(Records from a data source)
## Begin

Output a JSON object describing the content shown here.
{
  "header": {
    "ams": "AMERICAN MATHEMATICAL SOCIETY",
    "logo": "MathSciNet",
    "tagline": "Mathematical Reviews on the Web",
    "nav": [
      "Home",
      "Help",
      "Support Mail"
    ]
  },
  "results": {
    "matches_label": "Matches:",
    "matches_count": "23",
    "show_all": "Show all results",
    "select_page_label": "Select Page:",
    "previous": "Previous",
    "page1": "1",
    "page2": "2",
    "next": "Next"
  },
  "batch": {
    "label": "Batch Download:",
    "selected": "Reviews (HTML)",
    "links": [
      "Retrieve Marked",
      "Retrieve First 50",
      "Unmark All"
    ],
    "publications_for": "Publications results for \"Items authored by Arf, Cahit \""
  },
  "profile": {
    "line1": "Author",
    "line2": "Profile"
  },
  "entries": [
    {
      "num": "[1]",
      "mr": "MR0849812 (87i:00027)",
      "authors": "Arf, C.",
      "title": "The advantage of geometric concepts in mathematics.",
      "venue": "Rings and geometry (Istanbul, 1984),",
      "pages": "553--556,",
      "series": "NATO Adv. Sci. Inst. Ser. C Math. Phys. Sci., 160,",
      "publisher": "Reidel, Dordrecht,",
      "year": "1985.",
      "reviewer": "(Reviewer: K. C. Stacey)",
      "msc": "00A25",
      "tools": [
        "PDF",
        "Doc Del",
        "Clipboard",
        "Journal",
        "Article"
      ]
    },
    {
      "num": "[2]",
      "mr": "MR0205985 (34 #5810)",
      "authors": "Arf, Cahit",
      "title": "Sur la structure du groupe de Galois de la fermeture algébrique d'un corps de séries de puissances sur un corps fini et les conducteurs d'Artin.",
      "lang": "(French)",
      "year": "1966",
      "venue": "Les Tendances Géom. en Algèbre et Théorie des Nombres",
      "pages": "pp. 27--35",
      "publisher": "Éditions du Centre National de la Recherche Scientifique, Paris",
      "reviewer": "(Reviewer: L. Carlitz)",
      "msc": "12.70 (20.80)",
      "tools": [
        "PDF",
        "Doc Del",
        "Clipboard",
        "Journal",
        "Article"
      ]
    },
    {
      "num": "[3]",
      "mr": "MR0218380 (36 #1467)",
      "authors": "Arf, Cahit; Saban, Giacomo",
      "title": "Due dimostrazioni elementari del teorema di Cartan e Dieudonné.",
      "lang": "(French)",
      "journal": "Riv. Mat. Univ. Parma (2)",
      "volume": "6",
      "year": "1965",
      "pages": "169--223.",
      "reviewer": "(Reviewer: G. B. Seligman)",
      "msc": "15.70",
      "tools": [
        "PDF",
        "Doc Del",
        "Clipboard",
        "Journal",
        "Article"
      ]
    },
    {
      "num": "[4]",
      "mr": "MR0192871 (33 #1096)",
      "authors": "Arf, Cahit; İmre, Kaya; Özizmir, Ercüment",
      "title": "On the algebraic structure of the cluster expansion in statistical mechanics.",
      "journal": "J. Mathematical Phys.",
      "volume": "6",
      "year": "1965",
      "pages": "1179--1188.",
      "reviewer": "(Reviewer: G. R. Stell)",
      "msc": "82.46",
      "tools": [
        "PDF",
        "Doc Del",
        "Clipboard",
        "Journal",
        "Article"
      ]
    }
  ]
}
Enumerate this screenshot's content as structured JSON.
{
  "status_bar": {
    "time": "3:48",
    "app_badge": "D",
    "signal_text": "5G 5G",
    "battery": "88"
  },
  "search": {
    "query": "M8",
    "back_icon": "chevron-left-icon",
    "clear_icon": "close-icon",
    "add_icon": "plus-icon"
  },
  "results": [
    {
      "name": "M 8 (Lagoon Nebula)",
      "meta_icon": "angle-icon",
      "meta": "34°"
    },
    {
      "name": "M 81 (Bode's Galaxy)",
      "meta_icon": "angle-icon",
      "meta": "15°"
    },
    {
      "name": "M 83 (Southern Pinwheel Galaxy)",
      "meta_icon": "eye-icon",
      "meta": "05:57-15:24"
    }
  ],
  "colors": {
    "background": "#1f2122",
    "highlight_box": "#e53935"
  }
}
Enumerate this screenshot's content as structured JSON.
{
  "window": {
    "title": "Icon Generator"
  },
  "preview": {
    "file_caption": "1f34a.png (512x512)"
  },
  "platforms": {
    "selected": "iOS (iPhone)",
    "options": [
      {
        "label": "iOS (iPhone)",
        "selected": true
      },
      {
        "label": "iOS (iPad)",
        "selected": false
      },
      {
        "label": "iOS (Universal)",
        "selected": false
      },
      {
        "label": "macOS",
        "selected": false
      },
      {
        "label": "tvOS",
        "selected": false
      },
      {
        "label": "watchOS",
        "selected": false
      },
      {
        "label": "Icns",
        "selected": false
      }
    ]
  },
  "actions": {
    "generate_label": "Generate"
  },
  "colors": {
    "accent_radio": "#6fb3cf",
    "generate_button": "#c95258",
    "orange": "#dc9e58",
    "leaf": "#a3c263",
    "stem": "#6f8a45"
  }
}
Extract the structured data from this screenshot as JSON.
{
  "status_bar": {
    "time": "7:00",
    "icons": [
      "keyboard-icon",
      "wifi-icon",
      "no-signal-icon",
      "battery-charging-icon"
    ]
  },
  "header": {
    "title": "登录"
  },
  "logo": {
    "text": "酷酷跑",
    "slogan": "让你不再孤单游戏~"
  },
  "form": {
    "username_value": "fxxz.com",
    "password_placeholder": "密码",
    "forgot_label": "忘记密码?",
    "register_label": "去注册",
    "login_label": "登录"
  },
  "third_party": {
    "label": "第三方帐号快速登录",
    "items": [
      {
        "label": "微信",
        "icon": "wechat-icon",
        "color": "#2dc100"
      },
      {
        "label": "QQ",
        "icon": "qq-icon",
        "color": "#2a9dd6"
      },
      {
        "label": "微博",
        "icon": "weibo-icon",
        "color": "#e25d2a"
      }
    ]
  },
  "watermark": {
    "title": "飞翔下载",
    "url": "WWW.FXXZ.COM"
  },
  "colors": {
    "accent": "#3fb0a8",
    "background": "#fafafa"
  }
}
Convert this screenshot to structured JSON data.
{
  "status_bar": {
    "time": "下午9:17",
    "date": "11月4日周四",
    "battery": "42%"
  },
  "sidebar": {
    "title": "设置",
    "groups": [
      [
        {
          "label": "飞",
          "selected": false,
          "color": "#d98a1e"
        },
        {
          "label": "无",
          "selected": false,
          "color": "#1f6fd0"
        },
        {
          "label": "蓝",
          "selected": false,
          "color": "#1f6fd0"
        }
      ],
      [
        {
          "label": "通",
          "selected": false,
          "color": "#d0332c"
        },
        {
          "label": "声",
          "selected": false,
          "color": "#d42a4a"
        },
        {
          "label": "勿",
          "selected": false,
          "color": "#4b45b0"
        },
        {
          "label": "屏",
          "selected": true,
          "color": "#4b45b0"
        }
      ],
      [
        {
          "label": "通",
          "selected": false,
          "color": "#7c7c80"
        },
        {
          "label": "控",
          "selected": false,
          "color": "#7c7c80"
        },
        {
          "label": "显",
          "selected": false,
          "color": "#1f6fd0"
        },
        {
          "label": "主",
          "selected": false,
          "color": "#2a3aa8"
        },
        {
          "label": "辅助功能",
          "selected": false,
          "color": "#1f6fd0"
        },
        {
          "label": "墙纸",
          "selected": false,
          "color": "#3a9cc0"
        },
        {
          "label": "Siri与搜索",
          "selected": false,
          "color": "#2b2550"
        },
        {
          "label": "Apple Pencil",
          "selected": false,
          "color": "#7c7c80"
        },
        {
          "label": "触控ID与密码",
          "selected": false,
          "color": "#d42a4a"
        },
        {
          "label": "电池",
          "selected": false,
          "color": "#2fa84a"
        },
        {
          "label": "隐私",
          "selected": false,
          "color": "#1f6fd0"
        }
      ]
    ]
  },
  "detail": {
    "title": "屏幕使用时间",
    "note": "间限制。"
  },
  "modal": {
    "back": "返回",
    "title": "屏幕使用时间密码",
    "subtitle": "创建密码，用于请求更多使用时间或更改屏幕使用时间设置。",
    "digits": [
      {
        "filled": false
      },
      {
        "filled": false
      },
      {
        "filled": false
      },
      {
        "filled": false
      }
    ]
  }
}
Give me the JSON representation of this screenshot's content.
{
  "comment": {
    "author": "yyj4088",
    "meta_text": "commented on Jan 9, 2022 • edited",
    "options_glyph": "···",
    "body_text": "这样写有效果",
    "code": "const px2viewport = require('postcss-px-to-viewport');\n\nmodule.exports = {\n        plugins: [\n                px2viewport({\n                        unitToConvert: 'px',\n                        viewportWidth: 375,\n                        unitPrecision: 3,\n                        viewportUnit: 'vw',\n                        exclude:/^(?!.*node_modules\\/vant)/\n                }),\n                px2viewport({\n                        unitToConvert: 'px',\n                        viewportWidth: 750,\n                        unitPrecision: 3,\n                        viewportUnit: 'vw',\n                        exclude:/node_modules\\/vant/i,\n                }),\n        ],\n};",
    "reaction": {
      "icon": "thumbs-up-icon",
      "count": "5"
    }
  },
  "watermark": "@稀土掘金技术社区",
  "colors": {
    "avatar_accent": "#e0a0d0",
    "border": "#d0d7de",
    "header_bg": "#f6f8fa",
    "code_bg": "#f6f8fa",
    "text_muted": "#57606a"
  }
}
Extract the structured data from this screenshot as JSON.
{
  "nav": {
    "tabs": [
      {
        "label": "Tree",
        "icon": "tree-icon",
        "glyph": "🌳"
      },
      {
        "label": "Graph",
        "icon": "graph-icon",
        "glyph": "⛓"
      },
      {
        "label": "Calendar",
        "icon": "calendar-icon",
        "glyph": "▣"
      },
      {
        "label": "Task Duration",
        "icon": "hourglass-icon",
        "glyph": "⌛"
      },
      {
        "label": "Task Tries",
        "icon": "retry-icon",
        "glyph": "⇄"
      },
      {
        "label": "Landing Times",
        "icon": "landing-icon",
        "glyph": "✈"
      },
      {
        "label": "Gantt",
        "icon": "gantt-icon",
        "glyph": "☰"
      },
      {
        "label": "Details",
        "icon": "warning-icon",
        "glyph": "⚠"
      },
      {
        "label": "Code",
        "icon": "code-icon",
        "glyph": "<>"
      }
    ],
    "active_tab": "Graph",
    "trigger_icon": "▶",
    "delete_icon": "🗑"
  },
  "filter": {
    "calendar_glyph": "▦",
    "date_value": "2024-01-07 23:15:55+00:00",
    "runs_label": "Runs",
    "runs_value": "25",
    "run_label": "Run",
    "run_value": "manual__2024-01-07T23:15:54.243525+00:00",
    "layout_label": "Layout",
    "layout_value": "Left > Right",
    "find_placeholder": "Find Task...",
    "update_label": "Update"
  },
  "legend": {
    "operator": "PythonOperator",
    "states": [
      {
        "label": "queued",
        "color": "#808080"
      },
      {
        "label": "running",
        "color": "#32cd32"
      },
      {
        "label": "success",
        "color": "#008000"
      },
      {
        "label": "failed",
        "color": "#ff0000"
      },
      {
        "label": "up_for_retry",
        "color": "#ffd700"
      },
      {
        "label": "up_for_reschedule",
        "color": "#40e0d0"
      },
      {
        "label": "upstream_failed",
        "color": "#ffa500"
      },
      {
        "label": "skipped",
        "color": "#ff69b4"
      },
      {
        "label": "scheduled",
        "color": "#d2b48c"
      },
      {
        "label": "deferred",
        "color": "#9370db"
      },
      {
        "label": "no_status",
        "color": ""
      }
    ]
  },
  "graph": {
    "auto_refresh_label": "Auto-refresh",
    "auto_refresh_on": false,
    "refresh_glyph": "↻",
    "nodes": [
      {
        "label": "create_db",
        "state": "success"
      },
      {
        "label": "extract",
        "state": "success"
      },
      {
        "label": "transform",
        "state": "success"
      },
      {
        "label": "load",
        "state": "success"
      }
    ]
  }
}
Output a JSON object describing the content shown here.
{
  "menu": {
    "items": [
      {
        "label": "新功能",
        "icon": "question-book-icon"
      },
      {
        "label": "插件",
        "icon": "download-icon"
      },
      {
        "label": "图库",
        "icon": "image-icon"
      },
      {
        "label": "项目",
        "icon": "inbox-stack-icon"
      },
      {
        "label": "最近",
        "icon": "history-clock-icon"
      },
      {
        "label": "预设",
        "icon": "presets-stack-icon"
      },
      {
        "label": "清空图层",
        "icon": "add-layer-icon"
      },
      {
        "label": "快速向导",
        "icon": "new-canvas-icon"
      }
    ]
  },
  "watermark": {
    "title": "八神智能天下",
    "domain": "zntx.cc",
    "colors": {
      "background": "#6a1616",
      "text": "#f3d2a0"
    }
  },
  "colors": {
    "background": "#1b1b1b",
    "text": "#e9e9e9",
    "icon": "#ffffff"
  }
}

## End

▶ **Aim of the exercise**
Select the lines in this material that hold the word "results", leaving none out.

▶ **Result of this task**
  "results": {
    "show_all": "Show all results",
    "publications_for": "Publications results for \"Items authored by Arf, Cahit \""
  "results": [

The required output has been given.